*ОТРЫВОК ТЕКСТА:*
Быть может, наиболее амбициозное и тщательно оформленное исследование замещения было выполнено Мэри Хенле (Mary Henie, 1942). Хенле высказала ряд критических замечаний в адрес предшествующих исследований замещения; из них наиболее для нас важное касается некоего круга в интерпретации открытий Лисснер. Хенле отмечает: сказать, что одно задание имеет замещающее значение для другого, поскольку две системы находятся в динамической коммуникации, – слишком малое дополнение к нашему знанию замещения, если нужно эмпирически проверить, действительно ли одно задание будет замещением другого. Иными словами, объяснение результатов после того, как они получены – не настоящая проверка теории, поскольку с тем же успехом могут работать объяснения, сделанные на базе других теорий. Если теория обладает уникальной объяснительной силой, она должна давать возможность предсказания. Соответственно, Хенле обращается к важной проблеме – выявлению некоторых принципов, на основе которых можно заранее предсказать, какие задания будут в отношении друг друга замещающими, а какие нет.
Хенле обращается к гештальтистской теории восприятия и научения. Гештальттеория принимают, что такие структуральные факторы, как сходство, близость, гомогенность, замкнутость и отношения фигура-фон играют важную роль в организации восприятия и определении того, чему обучаются. Хенле задается вопросом, не могут ли эти принципы действовать в ситуации замещения заданий.

*ПЕРЕЧЕНЬ МАТЕРИАЛОВ:*
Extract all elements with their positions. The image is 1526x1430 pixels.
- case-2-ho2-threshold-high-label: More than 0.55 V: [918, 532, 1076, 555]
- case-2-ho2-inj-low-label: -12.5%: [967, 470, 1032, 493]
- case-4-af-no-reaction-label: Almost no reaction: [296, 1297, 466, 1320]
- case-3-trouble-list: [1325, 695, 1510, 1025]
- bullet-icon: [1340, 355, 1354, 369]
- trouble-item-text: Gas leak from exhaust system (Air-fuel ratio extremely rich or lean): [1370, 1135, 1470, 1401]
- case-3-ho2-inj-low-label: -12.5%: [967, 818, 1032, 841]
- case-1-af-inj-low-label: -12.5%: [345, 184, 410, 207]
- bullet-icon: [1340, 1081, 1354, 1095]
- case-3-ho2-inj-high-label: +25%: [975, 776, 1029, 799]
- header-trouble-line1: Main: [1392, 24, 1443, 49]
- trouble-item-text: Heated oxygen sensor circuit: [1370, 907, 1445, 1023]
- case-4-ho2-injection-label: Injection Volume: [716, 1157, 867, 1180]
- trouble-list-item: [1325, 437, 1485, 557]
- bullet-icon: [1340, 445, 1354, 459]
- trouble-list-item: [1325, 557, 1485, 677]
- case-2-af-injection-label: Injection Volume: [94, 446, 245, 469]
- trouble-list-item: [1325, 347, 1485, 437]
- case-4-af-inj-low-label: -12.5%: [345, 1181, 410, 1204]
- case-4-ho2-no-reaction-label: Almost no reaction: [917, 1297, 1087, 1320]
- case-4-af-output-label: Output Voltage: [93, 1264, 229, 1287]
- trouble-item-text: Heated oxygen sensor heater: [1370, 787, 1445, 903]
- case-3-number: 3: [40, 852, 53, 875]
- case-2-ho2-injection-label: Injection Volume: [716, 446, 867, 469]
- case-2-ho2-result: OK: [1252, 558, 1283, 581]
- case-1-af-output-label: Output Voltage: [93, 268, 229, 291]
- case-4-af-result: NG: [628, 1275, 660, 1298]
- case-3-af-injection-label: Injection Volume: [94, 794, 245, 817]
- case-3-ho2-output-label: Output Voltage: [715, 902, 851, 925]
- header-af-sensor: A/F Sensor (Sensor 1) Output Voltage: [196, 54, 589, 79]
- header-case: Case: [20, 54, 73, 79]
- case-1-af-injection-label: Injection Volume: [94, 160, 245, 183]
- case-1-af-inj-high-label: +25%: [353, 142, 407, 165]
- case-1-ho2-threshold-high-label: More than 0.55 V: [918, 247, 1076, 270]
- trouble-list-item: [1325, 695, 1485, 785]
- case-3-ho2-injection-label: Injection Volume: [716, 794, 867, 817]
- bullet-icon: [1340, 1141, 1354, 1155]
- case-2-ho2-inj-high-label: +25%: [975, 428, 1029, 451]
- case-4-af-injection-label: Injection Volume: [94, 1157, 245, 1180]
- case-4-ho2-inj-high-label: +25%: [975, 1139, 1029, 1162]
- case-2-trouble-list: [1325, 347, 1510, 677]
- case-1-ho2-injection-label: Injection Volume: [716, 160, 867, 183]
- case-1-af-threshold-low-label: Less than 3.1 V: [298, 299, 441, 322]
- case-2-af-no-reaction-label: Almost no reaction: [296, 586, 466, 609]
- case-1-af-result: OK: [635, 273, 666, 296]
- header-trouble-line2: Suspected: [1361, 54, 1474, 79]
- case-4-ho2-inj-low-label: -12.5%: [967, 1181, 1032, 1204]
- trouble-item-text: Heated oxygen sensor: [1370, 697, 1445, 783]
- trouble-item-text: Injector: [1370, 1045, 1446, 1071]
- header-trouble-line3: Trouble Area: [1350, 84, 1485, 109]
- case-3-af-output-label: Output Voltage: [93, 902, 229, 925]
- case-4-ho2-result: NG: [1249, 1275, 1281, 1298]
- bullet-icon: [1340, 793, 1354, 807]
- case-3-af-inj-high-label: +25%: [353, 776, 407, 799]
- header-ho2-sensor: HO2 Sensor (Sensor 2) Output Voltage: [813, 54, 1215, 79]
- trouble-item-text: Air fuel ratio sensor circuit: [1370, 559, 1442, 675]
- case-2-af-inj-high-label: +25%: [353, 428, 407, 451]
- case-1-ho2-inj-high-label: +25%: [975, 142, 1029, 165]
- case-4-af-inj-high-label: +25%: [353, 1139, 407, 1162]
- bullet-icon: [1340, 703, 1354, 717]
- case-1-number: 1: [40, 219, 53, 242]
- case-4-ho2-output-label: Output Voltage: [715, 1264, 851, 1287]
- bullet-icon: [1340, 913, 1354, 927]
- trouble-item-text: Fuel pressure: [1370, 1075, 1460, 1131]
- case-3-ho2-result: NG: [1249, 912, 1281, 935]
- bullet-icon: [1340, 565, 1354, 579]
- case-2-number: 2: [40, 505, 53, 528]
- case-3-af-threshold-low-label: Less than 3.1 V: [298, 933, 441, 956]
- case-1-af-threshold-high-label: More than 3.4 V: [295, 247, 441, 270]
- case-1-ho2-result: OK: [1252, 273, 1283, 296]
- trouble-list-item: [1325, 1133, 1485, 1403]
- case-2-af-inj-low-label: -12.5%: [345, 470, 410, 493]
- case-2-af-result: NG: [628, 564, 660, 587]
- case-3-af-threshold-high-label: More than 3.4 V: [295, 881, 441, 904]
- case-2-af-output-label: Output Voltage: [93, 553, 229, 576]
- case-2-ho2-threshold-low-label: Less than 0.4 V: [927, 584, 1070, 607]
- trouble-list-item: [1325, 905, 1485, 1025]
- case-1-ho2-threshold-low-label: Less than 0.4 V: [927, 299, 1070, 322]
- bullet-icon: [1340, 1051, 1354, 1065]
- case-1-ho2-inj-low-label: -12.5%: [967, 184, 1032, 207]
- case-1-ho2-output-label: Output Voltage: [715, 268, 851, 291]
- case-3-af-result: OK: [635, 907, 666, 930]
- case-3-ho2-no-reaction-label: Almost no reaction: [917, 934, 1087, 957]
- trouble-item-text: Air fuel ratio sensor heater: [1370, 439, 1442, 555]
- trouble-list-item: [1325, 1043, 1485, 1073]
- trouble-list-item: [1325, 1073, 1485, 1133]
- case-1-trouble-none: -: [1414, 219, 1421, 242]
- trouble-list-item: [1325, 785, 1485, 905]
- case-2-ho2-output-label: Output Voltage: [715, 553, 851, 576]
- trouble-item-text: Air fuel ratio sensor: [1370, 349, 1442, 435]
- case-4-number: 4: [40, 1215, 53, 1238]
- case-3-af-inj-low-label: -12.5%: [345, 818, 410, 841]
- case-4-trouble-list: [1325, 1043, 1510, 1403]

*СПИСОК ЗАДАНИЙ:*
a) Перечислите все структуральные факторы, которые, согласно отрывку текста, гештальттеория считает важными для организации восприятия.
b) Воспроизведите без изменений часть отрывка текста, начиная со слов «Хенле обращается к гештальтистской» и далее вплоть до слов «ситуации замещения заданий.».

*ОТВЕТЫ К ЗАДАНИЯМ:*
a) Сходство, близость, гомогенность, замкнутость, отношения фигура-фон.

b)
Хенле обращается к гештальтистской теории восприятия и научения. Гештальттеория принимают, что такие структуральные факторы, как сходство, близость, гомогенность, замкнутость и отношения фигура-фон играют важную роль в организации восприятия и определении того, чему обучаются. Хенле задается вопросом, не могут ли эти принципы действовать в ситуации замещения заданий.